#### Stored data entries:
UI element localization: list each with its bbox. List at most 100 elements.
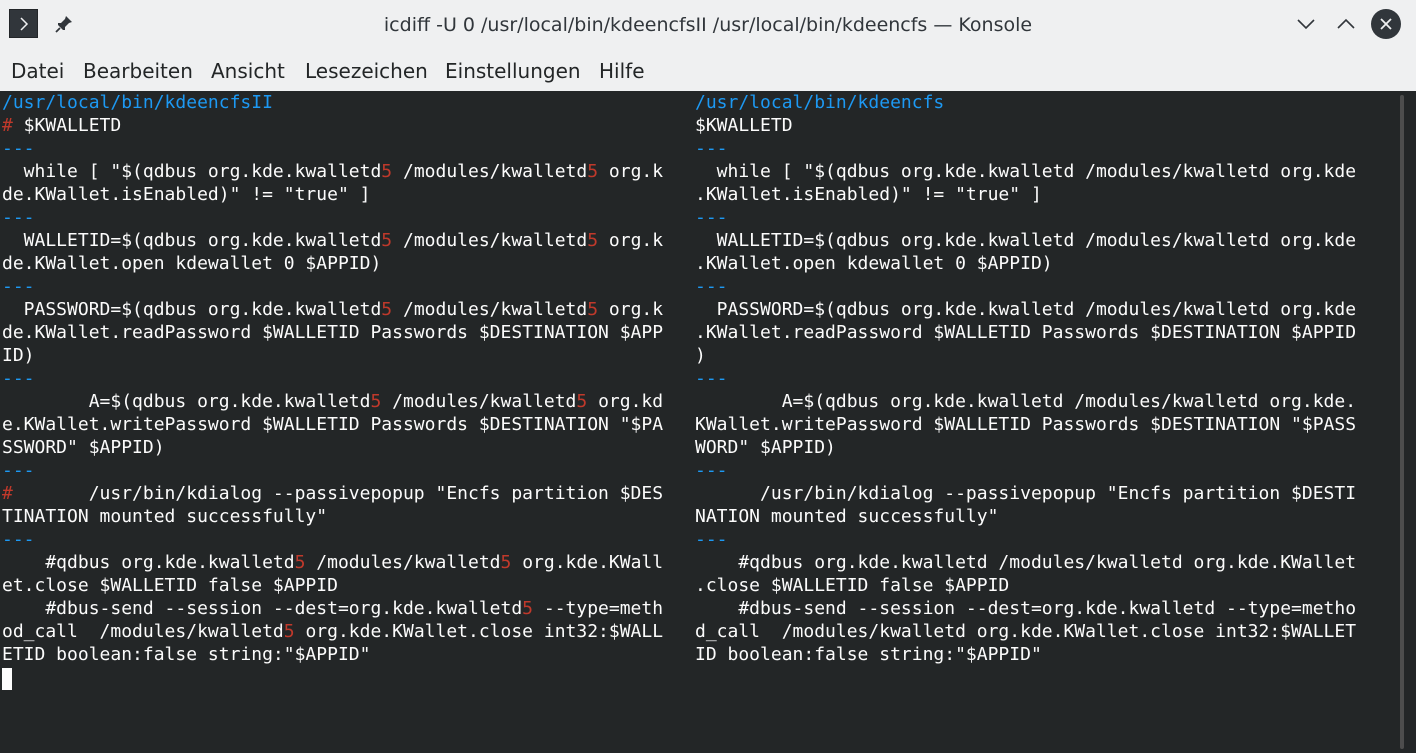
left-line: ETID boolean:false string:"$APPID" [2, 643, 692, 666]
diff-file-path: /usr/local/bin/kdeencfsII [2, 92, 273, 113]
menu-einstellungen[interactable]: Einstellungen [445, 59, 581, 83]
right-line: --- [695, 367, 1385, 390]
left-line: et.close $WALLETID false $APPID [2, 574, 692, 597]
menu-ansicht[interactable]: Ansicht [211, 59, 285, 83]
diff-text-segment: /modules/kwalletd [392, 299, 588, 320]
left-line: # /usr/bin/kdialog --passivepopup "Encfs… [2, 482, 692, 505]
diff-text-segment: #qdbus org.kde.kwalletd /modules/kwallet… [695, 552, 1357, 573]
left-line: --- [2, 275, 692, 298]
diff-change-segment: # [2, 115, 13, 136]
maximize-button[interactable] [1332, 10, 1360, 38]
diff-text-segment: .KWallet.isEnabled)" != "true" ] [695, 184, 1042, 205]
right-line: KWallet.writePassword $WALLETID Password… [695, 413, 1385, 436]
diff-text-segment: ID boolean:false string:"$APPID" [695, 644, 1042, 665]
diff-text-segment: /modules/kwalletd [381, 391, 577, 412]
diff-change-segment: 5 [381, 230, 393, 251]
diff-text-segment: .KWallet.readPassword $WALLETID Password… [695, 322, 1357, 343]
diff-text-segment: org.k [598, 161, 664, 182]
right-line: WORD" $APPID) [695, 436, 1385, 459]
title-bar[interactable]: icdiff -U 0 /usr/local/bin/kdeencfsII /u… [0, 0, 1416, 49]
diff-change-segment: 5 [370, 391, 382, 412]
diff-text-segment: --type=meth [533, 598, 664, 619]
diff-hunk-separator: --- [2, 460, 35, 481]
diff-text-segment: while [ "$(qdbus org.kde.kwalletd [2, 161, 382, 182]
left-line: de.KWallet.readPassword $WALLETID Passwo… [2, 321, 692, 344]
diff-change-segment: 5 [587, 299, 599, 320]
menu-hilfe[interactable]: Hilfe [599, 59, 645, 83]
diff-text-segment: A=$(qdbus org.kde.kwalletd [2, 391, 371, 412]
diff-text-segment: d_call /modules/kwalletd org.kde.KWallet… [695, 621, 1357, 642]
left-line: de.KWallet.open kdewallet 0 $APPID) [2, 252, 692, 275]
diff-text-segment: ID) [2, 345, 35, 366]
left-line: /usr/local/bin/kdeencfsII [2, 91, 692, 114]
diff-change-segment: 5 [522, 598, 534, 619]
diff-text-segment: $KWALLETD [12, 115, 122, 136]
diff-text-segment: PASSWORD=$(qdbus org.kde.kwalletd [2, 299, 382, 320]
left-line: de.KWallet.isEnabled)" != "true" ] [2, 183, 692, 206]
diff-text-segment: .KWallet.open kdewallet 0 $APPID) [695, 253, 1053, 274]
close-button[interactable] [1371, 9, 1401, 39]
scrollbar[interactable] [1398, 91, 1416, 753]
diff-text-segment: org.kd [587, 391, 664, 412]
diff-hunk-separator: --- [2, 138, 35, 159]
right-line: #dbus-send --session --dest=org.kde.kwal… [695, 597, 1385, 620]
menu-bearbeiten[interactable]: Bearbeiten [83, 59, 193, 83]
right-line: while [ "$(qdbus org.kde.kwalletd /modul… [695, 160, 1385, 183]
diff-text-segment: SSWORD" $APPID) [2, 437, 165, 458]
diff-hunk-separator: --- [2, 207, 35, 228]
right-line: PASSWORD=$(qdbus org.kde.kwalletd /modul… [695, 298, 1385, 321]
diff-change-segment: 5 [381, 299, 393, 320]
diff-hunk-separator: --- [695, 207, 728, 228]
minimize-button[interactable] [1292, 10, 1320, 38]
right-line: .KWallet.readPassword $WALLETID Password… [695, 321, 1385, 344]
diff-text-segment: org.kde.KWall [511, 552, 664, 573]
right-line: --- [695, 275, 1385, 298]
right-line: A=$(qdbus org.kde.kwalletd /modules/kwal… [695, 390, 1385, 413]
diff-right-pane: /usr/local/bin/kdeencfs $KWALLETD --- whil… [695, 91, 1385, 753]
diff-text-segment: /modules/kwalletd [305, 552, 501, 573]
diff-text-segment: /modules/kwalletd [392, 230, 588, 251]
left-line: while [ "$(qdbus org.kde.kwalletd5 /modu… [2, 160, 692, 183]
left-line: --- [2, 367, 692, 390]
left-line: --- [2, 459, 692, 482]
right-line: --- [695, 137, 1385, 160]
diff-file-path: /usr/local/bin/kdeencfs [695, 92, 945, 113]
diff-change-segment: 5 [587, 230, 599, 251]
diff-text-segment: WALLETID=$(qdbus org.kde.kwalletd [2, 230, 382, 251]
diff-text-segment: NATION mounted successfully" [695, 506, 999, 527]
diff-text-segment: org.k [598, 299, 664, 320]
diff-text-segment: de.KWallet.open kdewallet 0 $APPID) [2, 253, 382, 274]
diff-text-segment: #qdbus org.kde.kwalletd [2, 552, 295, 573]
close-icon [1380, 18, 1392, 30]
right-line: $KWALLETD [695, 114, 1385, 137]
menu-datei[interactable]: Datei [11, 59, 64, 83]
terminal-view[interactable]: /usr/local/bin/kdeencfsII # $KWALLETD --- … [0, 91, 1416, 753]
diff-text-segment: /modules/kwalletd [392, 161, 588, 182]
right-line: .close $WALLETID false $APPID [695, 574, 1385, 597]
right-line: ID boolean:false string:"$APPID" [695, 643, 1385, 666]
diff-change-segment: 5 [381, 161, 393, 182]
diff-change-segment: 5 [283, 621, 295, 642]
diff-text-segment: de.KWallet.isEnabled)" != "true" ] [2, 184, 371, 205]
left-line: od_call /modules/kwalletd5 org.kde.KWall… [2, 620, 692, 643]
right-line: NATION mounted successfully" [695, 505, 1385, 528]
diff-text-segment: $KWALLETD [695, 115, 793, 136]
right-line: /usr/local/bin/kdeencfs [695, 91, 1385, 114]
right-line: .KWallet.isEnabled)" != "true" ] [695, 183, 1385, 206]
left-line: TINATION mounted successfully" [2, 505, 692, 528]
diff-change-segment: 5 [294, 552, 306, 573]
right-line: /usr/bin/kdialog --passivepopup "Encfs p… [695, 482, 1385, 505]
diff-hunk-separator: --- [695, 368, 728, 389]
diff-text-segment: WALLETID=$(qdbus org.kde.kwalletd /modul… [695, 230, 1357, 251]
diff-hunk-separator: --- [2, 276, 35, 297]
diff-text-segment: while [ "$(qdbus org.kde.kwalletd /modul… [695, 161, 1357, 182]
diff-text-segment: de.KWallet.readPassword $WALLETID Passwo… [2, 322, 664, 343]
scrollbar-thumb[interactable] [1400, 95, 1404, 749]
diff-text-segment: #dbus-send --session --dest=org.kde.kwal… [2, 598, 523, 619]
left-line: # $KWALLETD [2, 114, 692, 137]
left-line: #dbus-send --session --dest=org.kde.kwal… [2, 597, 692, 620]
menu-lesezeichen[interactable]: Lesezeichen [305, 59, 428, 83]
right-line: --- [695, 459, 1385, 482]
right-line: --- [695, 528, 1385, 551]
diff-change-segment: 5 [587, 161, 599, 182]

#### Prompt:
Reproduce every row above word for word, omitting the pictures from your reply.

#### Answer to the task:
UI element localization: list each with its bbox. List at most 100 elements.
left-line: ETID boolean:false string:"$APPID" [2, 643, 692, 666]
diff-file-path: /usr/local/bin/kdeencfsII [2, 92, 273, 113]
menu-einstellungen[interactable]: Einstellungen [445, 59, 581, 83]
right-line: --- [695, 367, 1385, 390]
left-line: et.close $WALLETID false $APPID [2, 574, 692, 597]
menu-ansicht[interactable]: Ansicht [211, 59, 285, 83]
diff-text-segment: /modules/kwalletd [392, 299, 588, 320]
left-line: # /usr/bin/kdialog --passivepopup "Encfs… [2, 482, 692, 505]
diff-text-segment: #qdbus org.kde.kwalletd /modules/kwallet… [695, 552, 1357, 573]
left-line: --- [2, 275, 692, 298]
diff-change-segment: # [2, 115, 13, 136]
maximize-button[interactable] [1332, 10, 1360, 38]
diff-text-segment: .KWallet.isEnabled)" != "true" ] [695, 184, 1042, 205]
right-line: KWallet.writePassword $WALLETID Password… [695, 413, 1385, 436]
diff-text-segment: ID boolean:false string:"$APPID" [695, 644, 1042, 665]
diff-text-segment: /modules/kwalletd [381, 391, 577, 412]
diff-change-segment: 5 [381, 230, 393, 251]
diff-text-segment: .KWallet.readPassword $WALLETID Password… [695, 322, 1357, 343]
diff-text-segment: org.k [598, 161, 664, 182]
right-line: WORD" $APPID) [695, 436, 1385, 459]
title-bar[interactable]: icdiff -U 0 /usr/local/bin/kdeencfsII /u… [0, 0, 1416, 49]
diff-change-segment: 5 [370, 391, 382, 412]
diff-text-segment: --type=meth [533, 598, 664, 619]
diff-hunk-separator: --- [2, 460, 35, 481]
diff-text-segment: while [ "$(qdbus org.kde.kwalletd [2, 161, 382, 182]
left-line: de.KWallet.readPassword $WALLETID Passwo… [2, 321, 692, 344]
diff-change-segment: 5 [587, 299, 599, 320]
menu-hilfe[interactable]: Hilfe [599, 59, 645, 83]
diff-text-segment: A=$(qdbus org.kde.kwalletd [2, 391, 371, 412]
diff-text-segment: d_call /modules/kwalletd org.kde.KWallet… [695, 621, 1357, 642]
left-line: de.KWallet.open kdewallet 0 $APPID) [2, 252, 692, 275]
diff-text-segment: ID) [2, 345, 35, 366]
left-line: /usr/local/bin/kdeencfsII [2, 91, 692, 114]
diff-change-segment: 5 [522, 598, 534, 619]
diff-text-segment: $KWALLETD [12, 115, 122, 136]
diff-text-segment: PASSWORD=$(qdbus org.kde.kwalletd [2, 299, 382, 320]
left-line: de.KWallet.isEnabled)" != "true" ] [2, 183, 692, 206]
diff-text-segment: .KWallet.open kdewallet 0 $APPID) [695, 253, 1053, 274]
close-button[interactable] [1371, 9, 1401, 39]
scrollbar[interactable] [1398, 91, 1416, 753]
diff-text-segment: org.kd [587, 391, 664, 412]
diff-hunk-separator: --- [2, 138, 35, 159]
right-line: #dbus-send --session --dest=org.kde.kwal… [695, 597, 1385, 620]
menu-bearbeiten[interactable]: Bearbeiten [83, 59, 193, 83]
right-line: while [ "$(qdbus org.kde.kwalletd /modul… [695, 160, 1385, 183]
diff-text-segment: SSWORD" $APPID) [2, 437, 165, 458]
diff-hunk-separator: --- [2, 207, 35, 228]
right-line: PASSWORD=$(qdbus org.kde.kwalletd /modul… [695, 298, 1385, 321]
diff-change-segment: 5 [381, 299, 393, 320]
diff-hunk-separator: --- [695, 207, 728, 228]
minimize-button[interactable] [1292, 10, 1320, 38]
right-line: .KWallet.readPassword $WALLETID Password… [695, 321, 1385, 344]
diff-text-segment: org.kde.KWall [511, 552, 664, 573]
right-line: --- [695, 275, 1385, 298]
right-line: A=$(qdbus org.kde.kwalletd /modules/kwal… [695, 390, 1385, 413]
diff-right-pane: /usr/local/bin/kdeencfs $KWALLETD --- whil… [695, 91, 1385, 753]
diff-text-segment: /modules/kwalletd [305, 552, 501, 573]
diff-text-segment: /modules/kwalletd [392, 230, 588, 251]
left-line: while [ "$(qdbus org.kde.kwalletd5 /modu… [2, 160, 692, 183]
left-line: --- [2, 367, 692, 390]
left-line: --- [2, 459, 692, 482]
right-line: --- [695, 137, 1385, 160]
diff-file-path: /usr/local/bin/kdeencfs [695, 92, 945, 113]
diff-change-segment: 5 [587, 230, 599, 251]
diff-text-segment: WALLETID=$(qdbus org.kde.kwalletd [2, 230, 382, 251]
diff-text-segment: NATION mounted successfully" [695, 506, 999, 527]
diff-text-segment: org.k [598, 299, 664, 320]
diff-text-segment: de.KWallet.open kdewallet 0 $APPID) [2, 253, 382, 274]
diff-text-segment: #qdbus org.kde.kwalletd [2, 552, 295, 573]
close-icon [1380, 18, 1392, 30]
right-line: $KWALLETD [695, 114, 1385, 137]
menu-datei[interactable]: Datei [11, 59, 64, 83]
terminal-view[interactable]: /usr/local/bin/kdeencfsII # $KWALLETD --- … [0, 91, 1416, 753]
diff-text-segment: /modules/kwalletd [392, 161, 588, 182]
right-line: .close $WALLETID false $APPID [695, 574, 1385, 597]
right-line: ID boolean:false string:"$APPID" [695, 643, 1385, 666]
diff-change-segment: 5 [381, 161, 393, 182]
diff-change-segment: 5 [283, 621, 295, 642]
diff-text-segment: de.KWallet.isEnabled)" != "true" ] [2, 184, 371, 205]
left-line: od_call /modules/kwalletd5 org.kde.KWall… [2, 620, 692, 643]
right-line: NATION mounted successfully" [695, 505, 1385, 528]
diff-text-segment: $KWALLETD [695, 115, 793, 136]
right-line: /usr/local/bin/kdeencfs [695, 91, 1385, 114]
right-line: .KWallet.isEnabled)" != "true" ] [695, 183, 1385, 206]
left-line: TINATION mounted successfully" [2, 505, 692, 528]
diff-change-segment: 5 [294, 552, 306, 573]
right-line: /usr/bin/kdialog --passivepopup "Encfs p… [695, 482, 1385, 505]
diff-hunk-separator: --- [695, 368, 728, 389]
diff-text-segment: WALLETID=$(qdbus org.kde.kwalletd /modul… [695, 230, 1357, 251]
diff-hunk-separator: --- [2, 276, 35, 297]
diff-text-segment: while [ "$(qdbus org.kde.kwalletd /modul… [695, 161, 1357, 182]
diff-text-segment: de.KWallet.readPassword $WALLETID Passwo… [2, 322, 664, 343]
scrollbar-thumb[interactable] [1400, 95, 1404, 749]
diff-text-segment: #dbus-send --session --dest=org.kde.kwal… [2, 598, 523, 619]
left-line: # $KWALLETD [2, 114, 692, 137]
left-line: #dbus-send --session --dest=org.kde.kwal… [2, 597, 692, 620]
menu-lesezeichen[interactable]: Lesezeichen [305, 59, 428, 83]
right-line: --- [695, 459, 1385, 482]
right-line: --- [695, 528, 1385, 551]
diff-change-segment: 5 [587, 161, 599, 182]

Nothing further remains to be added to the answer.